(GOAL OF THE EXERCISE) Please update the stretch of the listing that opens with the line containing "x-tick-label: 2019 [570,384,591,434]" and closes with the line containing "y-tick-label: 2.0 [66,195,96,217]" by changing "data-label" to "value-label" and leaving all else as it is. Return only those lines.

— Begin DATASET RECORDS —

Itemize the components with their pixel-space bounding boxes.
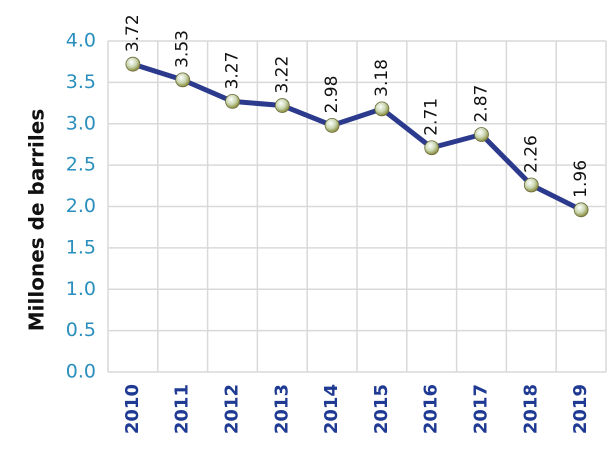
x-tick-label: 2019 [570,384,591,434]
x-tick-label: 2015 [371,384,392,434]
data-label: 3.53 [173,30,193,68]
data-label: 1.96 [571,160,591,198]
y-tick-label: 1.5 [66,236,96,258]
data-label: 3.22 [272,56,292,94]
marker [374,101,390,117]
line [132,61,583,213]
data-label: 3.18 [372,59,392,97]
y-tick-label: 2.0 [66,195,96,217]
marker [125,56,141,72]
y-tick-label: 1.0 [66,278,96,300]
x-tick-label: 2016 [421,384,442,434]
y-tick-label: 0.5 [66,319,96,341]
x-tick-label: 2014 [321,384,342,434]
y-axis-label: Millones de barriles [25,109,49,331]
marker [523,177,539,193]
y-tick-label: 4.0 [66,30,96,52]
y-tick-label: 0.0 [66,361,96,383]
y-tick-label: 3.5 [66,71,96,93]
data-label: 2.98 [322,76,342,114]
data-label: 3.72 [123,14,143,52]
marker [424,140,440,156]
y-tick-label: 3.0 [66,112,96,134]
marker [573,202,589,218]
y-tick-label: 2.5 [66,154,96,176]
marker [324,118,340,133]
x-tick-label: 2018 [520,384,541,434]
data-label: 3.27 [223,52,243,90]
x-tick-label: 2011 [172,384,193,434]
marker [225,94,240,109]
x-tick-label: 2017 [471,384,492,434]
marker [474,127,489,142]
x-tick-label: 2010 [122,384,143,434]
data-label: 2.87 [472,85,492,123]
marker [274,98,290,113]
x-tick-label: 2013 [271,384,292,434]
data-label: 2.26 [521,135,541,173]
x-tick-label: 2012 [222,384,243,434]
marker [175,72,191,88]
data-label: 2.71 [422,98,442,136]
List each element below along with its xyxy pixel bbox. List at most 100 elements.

— End DATASET RECORDS —
— Begin DATASET RECORDS —

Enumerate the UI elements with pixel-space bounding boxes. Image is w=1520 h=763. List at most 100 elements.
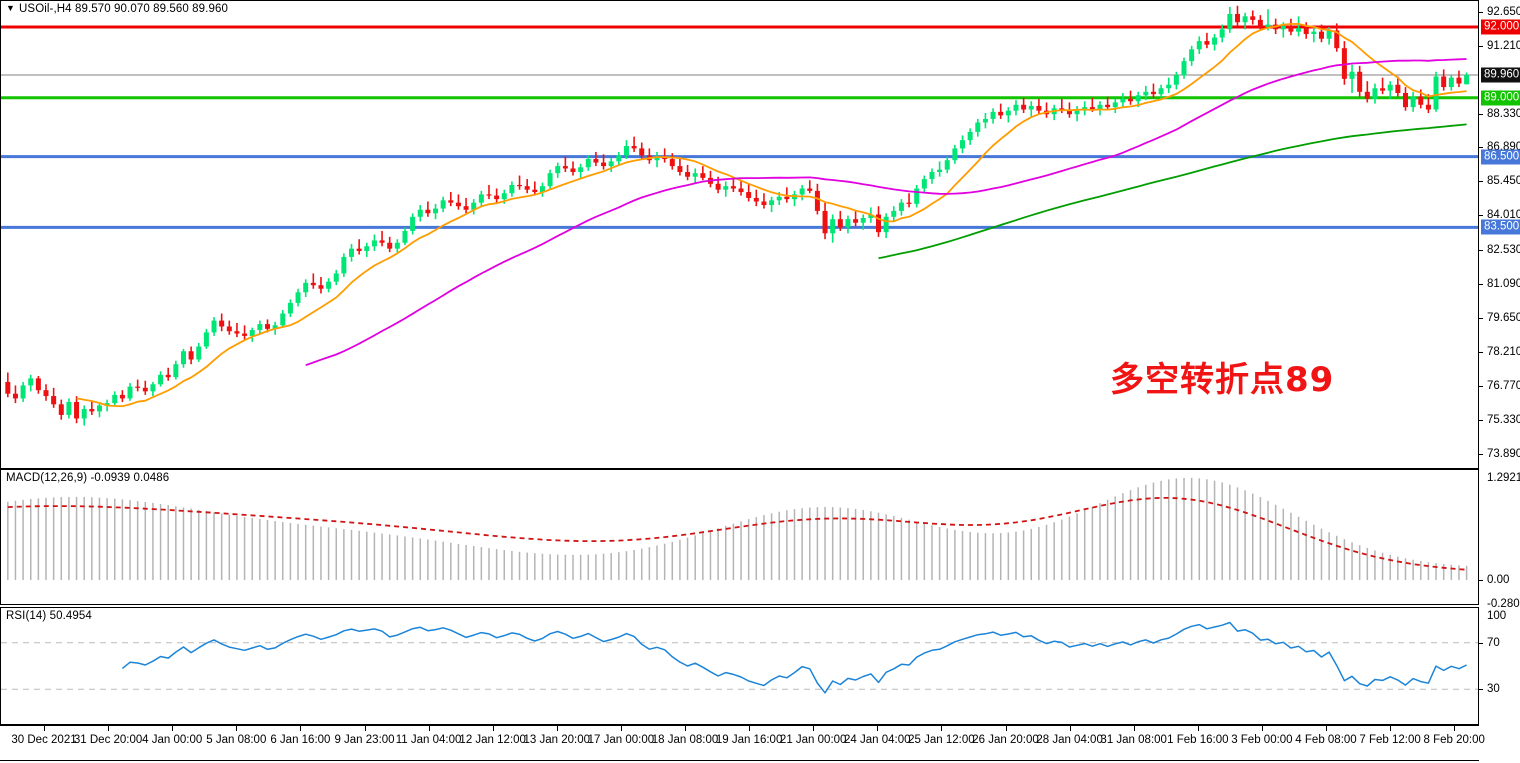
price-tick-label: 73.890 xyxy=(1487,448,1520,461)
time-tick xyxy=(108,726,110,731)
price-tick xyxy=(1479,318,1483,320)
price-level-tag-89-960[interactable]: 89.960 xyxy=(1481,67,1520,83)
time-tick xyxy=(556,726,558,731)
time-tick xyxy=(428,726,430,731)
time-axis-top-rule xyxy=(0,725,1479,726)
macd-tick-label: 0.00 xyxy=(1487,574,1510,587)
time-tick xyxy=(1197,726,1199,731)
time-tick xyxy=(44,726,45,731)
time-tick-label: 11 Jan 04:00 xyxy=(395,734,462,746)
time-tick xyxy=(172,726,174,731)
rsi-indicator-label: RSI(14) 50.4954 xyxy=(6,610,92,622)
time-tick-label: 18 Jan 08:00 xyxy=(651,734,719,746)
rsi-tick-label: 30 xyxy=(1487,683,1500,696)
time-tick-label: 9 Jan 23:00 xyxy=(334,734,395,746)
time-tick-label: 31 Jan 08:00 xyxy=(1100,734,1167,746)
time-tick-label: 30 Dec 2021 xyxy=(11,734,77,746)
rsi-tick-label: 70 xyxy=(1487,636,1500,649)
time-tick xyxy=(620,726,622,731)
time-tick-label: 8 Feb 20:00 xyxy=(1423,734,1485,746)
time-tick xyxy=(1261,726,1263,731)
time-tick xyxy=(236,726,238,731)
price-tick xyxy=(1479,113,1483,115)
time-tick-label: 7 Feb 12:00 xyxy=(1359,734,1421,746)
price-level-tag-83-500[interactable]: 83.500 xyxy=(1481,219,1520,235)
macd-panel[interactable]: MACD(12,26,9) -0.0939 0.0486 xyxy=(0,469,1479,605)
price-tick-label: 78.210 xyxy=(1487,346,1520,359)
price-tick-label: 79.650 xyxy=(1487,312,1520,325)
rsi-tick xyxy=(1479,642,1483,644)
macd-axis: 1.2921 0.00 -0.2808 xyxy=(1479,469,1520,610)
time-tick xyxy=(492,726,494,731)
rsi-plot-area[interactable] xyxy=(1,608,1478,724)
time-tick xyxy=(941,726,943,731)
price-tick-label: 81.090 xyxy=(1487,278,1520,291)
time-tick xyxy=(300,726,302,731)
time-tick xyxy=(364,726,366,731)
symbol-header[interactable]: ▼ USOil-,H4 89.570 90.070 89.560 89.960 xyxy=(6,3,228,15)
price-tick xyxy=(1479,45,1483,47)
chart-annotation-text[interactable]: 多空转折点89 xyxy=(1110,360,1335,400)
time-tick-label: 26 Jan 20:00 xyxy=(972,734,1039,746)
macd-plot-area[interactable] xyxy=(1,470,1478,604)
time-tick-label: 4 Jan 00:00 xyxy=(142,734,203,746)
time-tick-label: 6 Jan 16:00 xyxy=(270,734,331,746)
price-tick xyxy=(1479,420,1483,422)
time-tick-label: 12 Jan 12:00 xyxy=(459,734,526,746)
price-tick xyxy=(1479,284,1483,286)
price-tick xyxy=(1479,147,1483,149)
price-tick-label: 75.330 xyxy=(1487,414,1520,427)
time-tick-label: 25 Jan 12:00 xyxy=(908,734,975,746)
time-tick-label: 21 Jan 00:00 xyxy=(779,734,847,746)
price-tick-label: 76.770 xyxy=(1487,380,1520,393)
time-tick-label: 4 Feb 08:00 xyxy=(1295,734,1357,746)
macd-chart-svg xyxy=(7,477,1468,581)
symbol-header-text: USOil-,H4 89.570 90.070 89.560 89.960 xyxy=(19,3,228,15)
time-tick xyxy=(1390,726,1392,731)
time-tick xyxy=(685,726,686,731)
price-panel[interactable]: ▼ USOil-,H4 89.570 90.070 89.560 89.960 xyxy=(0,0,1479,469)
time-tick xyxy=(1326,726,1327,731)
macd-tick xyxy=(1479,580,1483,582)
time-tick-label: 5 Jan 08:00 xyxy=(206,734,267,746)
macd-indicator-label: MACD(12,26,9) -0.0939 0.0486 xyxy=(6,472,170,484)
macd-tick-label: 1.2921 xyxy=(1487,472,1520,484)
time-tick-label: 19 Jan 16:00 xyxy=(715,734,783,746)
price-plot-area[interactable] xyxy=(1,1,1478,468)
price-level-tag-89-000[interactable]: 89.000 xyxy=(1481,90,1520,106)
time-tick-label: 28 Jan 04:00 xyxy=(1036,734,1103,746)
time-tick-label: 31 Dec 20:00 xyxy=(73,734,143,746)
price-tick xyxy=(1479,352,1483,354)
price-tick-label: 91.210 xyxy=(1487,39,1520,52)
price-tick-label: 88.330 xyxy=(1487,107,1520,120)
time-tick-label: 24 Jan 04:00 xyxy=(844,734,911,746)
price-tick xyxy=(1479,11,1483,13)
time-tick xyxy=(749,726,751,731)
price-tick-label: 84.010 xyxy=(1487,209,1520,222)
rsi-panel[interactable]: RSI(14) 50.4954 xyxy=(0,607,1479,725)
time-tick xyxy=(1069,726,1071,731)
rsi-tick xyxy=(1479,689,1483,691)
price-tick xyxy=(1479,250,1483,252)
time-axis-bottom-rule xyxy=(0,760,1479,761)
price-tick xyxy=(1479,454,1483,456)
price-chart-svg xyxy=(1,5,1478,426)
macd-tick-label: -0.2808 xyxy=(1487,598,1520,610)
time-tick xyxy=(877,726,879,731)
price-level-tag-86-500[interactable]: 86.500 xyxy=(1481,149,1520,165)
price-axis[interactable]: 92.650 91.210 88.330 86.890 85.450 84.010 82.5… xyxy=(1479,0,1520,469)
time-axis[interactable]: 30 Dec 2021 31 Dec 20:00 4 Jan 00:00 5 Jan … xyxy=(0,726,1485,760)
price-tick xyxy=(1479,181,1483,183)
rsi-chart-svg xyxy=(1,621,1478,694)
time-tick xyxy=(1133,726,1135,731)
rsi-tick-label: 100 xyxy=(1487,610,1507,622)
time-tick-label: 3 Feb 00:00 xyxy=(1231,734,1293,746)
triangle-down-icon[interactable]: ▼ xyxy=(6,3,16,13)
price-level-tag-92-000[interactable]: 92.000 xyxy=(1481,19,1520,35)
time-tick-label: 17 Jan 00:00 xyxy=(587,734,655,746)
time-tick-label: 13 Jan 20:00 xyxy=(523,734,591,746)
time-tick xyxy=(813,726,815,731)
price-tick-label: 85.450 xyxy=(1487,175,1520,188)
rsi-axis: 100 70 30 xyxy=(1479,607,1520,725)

— End DATASET RECORDS —

(RESULT)
x-tick-label: 2019 [570,384,591,434]
x-tick-label: 2015 [371,384,392,434]
value-label: 3.53 [173,30,193,68]
value-label: 1.96 [571,160,591,198]
y-tick-label: 1.5 [66,236,96,258]
value-label: 3.22 [272,56,292,94]
marker [374,101,390,117]
line [132,61,583,213]
value-label: 3.18 [372,59,392,97]
y-tick-label: 2.0 [66,195,96,217]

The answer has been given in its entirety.